◆ **Goal**:
Locate each line with the string "screenshot" in the listing below and copy it.

----------------------------------------

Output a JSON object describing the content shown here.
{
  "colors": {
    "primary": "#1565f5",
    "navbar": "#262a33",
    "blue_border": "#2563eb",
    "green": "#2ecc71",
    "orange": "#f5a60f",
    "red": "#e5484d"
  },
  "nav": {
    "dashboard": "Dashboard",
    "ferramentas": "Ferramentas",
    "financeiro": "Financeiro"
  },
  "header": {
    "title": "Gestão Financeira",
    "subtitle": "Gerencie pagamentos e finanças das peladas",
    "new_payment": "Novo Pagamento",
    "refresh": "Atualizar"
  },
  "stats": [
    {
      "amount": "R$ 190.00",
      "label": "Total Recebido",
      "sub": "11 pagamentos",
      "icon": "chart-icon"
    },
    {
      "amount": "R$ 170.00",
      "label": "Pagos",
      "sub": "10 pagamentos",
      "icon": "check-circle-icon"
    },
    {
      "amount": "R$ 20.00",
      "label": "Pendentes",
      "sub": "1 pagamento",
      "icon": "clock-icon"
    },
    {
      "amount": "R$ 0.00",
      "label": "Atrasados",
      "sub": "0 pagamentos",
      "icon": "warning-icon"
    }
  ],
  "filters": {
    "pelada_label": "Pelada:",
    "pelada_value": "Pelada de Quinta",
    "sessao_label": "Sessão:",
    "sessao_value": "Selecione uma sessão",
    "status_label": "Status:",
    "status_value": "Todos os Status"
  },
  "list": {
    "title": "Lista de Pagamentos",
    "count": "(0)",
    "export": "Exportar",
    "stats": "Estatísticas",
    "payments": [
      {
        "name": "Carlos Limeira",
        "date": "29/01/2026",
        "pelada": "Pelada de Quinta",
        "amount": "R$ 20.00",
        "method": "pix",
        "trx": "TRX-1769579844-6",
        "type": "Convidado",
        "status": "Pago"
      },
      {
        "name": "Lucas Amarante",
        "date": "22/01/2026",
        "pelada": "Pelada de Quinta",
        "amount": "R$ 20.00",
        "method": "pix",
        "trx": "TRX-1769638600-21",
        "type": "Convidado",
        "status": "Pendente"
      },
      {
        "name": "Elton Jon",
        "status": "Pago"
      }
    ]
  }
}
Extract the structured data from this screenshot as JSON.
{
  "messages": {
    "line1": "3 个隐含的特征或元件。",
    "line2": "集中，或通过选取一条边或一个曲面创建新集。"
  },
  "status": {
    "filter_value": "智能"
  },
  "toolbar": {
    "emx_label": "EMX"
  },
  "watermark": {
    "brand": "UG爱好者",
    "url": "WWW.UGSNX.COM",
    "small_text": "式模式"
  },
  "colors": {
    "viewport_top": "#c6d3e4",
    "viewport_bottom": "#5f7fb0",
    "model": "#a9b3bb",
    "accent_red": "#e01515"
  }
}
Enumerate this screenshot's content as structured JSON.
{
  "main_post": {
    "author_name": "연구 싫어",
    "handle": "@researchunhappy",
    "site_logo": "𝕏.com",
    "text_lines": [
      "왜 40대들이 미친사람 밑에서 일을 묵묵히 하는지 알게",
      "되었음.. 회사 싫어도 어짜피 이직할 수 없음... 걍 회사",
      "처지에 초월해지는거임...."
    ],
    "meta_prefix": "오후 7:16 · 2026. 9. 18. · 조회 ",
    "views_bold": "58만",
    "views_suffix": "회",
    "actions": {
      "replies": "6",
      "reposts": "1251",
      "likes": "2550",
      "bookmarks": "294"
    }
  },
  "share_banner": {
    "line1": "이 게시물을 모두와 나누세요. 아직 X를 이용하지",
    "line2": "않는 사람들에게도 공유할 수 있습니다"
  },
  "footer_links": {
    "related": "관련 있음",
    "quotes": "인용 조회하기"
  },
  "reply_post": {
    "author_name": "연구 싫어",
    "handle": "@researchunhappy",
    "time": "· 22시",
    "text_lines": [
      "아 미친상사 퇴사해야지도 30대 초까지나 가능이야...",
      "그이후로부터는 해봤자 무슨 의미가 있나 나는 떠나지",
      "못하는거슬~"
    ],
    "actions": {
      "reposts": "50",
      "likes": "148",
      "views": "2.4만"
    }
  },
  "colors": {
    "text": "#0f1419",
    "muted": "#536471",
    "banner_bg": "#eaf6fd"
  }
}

----------------------------------------

◆ **Solution**:
Extract the structured data from this screenshot as JSON.
Enumerate this screenshot's content as structured JSON.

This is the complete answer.